▶ Written exercise
Pictures aside, repeat every entry exactly.

########################################

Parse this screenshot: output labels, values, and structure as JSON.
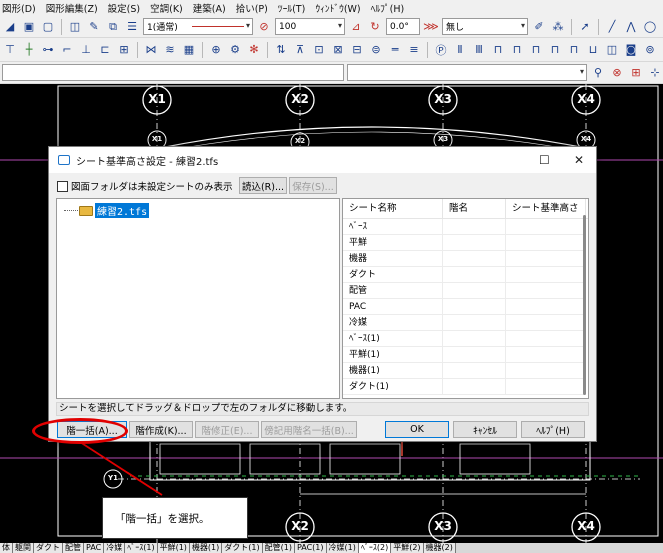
{
  "menubar": {
    "items": [
      "図形(D)",
      "図形編集(Z)",
      "設定(S)",
      "空調(K)",
      "建築(A)",
      "拾い(P)",
      "ﾂｰﾙ(T)",
      "ｳｨﾝﾄﾞｳ(W)",
      "ﾍﾙﾌﾟ(H)"
    ]
  },
  "toolbar": {
    "layer_combo": "1(通常)",
    "zoom_combo": "100",
    "angle_combo": "0.0°",
    "fill_combo": "無し"
  },
  "drawing": {
    "grid_top": [
      "X1",
      "X2",
      "X3",
      "X4"
    ],
    "grid_second": [
      "X1",
      "X2",
      "X3",
      "X4"
    ],
    "grid_bottom": [
      "X2",
      "X3",
      "X4"
    ],
    "grid_left": "Y1"
  },
  "sheet_tabs": [
    "体",
    "躯関",
    "ダクト",
    "配管",
    "PAC",
    "冷媒",
    "ﾍﾞｰｽ(1)",
    "平鮮(1)",
    "機器(1)",
    "ダクト(1)",
    "配管(1)",
    "PAC(1)",
    "冷媒(1)",
    "ﾍﾞｰｽ(2)",
    "平鮮(2)",
    "機器(2)"
  ],
  "dialog": {
    "title": "シート基準高さ設定 - 練習2.tfs",
    "checkbox_label": "図面フォルダは未設定シートのみ表示",
    "read_button": "読込(R)...",
    "save_button": "保存(S)...",
    "tree_root": "練習2.tfs",
    "columns": [
      "シート名称",
      "階名",
      "シート基準高さ"
    ],
    "rows": [
      "ﾍﾞｰｽ",
      "平鮮",
      "機器",
      "ダクト",
      "配管",
      "PAC",
      "冷媒",
      "ﾍﾞｰｽ(1)",
      "平鮮(1)",
      "機器(1)",
      "ダクト(1)"
    ],
    "status": "シートを選択してドラッグ＆ドロップで左のフォルダに移動します。",
    "buttons": {
      "bulk_floor": "階一括(A)...",
      "create_floor": "階作成(K)...",
      "edit_floor": "階修正(E)...",
      "note_floor": "傍記用階名一括(B)...",
      "ok": "OK",
      "cancel": "ｷｬﾝｾﾙ",
      "help": "ﾍﾙﾌﾟ(H)"
    }
  },
  "annotation": {
    "callout": "「階一括」を選択。",
    "color": "#e00000"
  }
}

########################################

▶ Full answer
Parse this screenshot: output labels, values, and structure as JSON.
{
  "menubar": {
    "items": [
      "図形(D)",
      "図形編集(Z)",
      "設定(S)",
      "空調(K)",
      "建築(A)",
      "拾い(P)",
      "ﾂｰﾙ(T)",
      "ｳｨﾝﾄﾞｳ(W)",
      "ﾍﾙﾌﾟ(H)"
    ]
  },
  "toolbar": {
    "layer_combo": "1(通常)",
    "zoom_combo": "100",
    "angle_combo": "0.0°",
    "fill_combo": "無し"
  },
  "drawing": {
    "grid_top": [
      "X1",
      "X2",
      "X3",
      "X4"
    ],
    "grid_second": [
      "X1",
      "X2",
      "X3",
      "X4"
    ],
    "grid_bottom": [
      "X2",
      "X3",
      "X4"
    ],
    "grid_left": "Y1"
  },
  "sheet_tabs": [
    "体",
    "躯関",
    "ダクト",
    "配管",
    "PAC",
    "冷媒",
    "ﾍﾞｰｽ(1)",
    "平鮮(1)",
    "機器(1)",
    "ダクト(1)",
    "配管(1)",
    "PAC(1)",
    "冷媒(1)",
    "ﾍﾞｰｽ(2)",
    "平鮮(2)",
    "機器(2)"
  ],
  "dialog": {
    "title": "シート基準高さ設定 - 練習2.tfs",
    "checkbox_label": "図面フォルダは未設定シートのみ表示",
    "read_button": "読込(R)...",
    "save_button": "保存(S)...",
    "tree_root": "練習2.tfs",
    "columns": [
      "シート名称",
      "階名",
      "シート基準高さ"
    ],
    "rows": [
      "ﾍﾞｰｽ",
      "平鮮",
      "機器",
      "ダクト",
      "配管",
      "PAC",
      "冷媒",
      "ﾍﾞｰｽ(1)",
      "平鮮(1)",
      "機器(1)",
      "ダクト(1)"
    ],
    "status": "シートを選択してドラッグ＆ドロップで左のフォルダに移動します。",
    "buttons": {
      "bulk_floor": "階一括(A)...",
      "create_floor": "階作成(K)...",
      "edit_floor": "階修正(E)...",
      "note_floor": "傍記用階名一括(B)...",
      "ok": "OK",
      "cancel": "ｷｬﾝｾﾙ",
      "help": "ﾍﾙﾌﾟ(H)"
    }
  },
  "annotation": {
    "callout": "「階一括」を選択。",
    "color": "#e00000"
  }
}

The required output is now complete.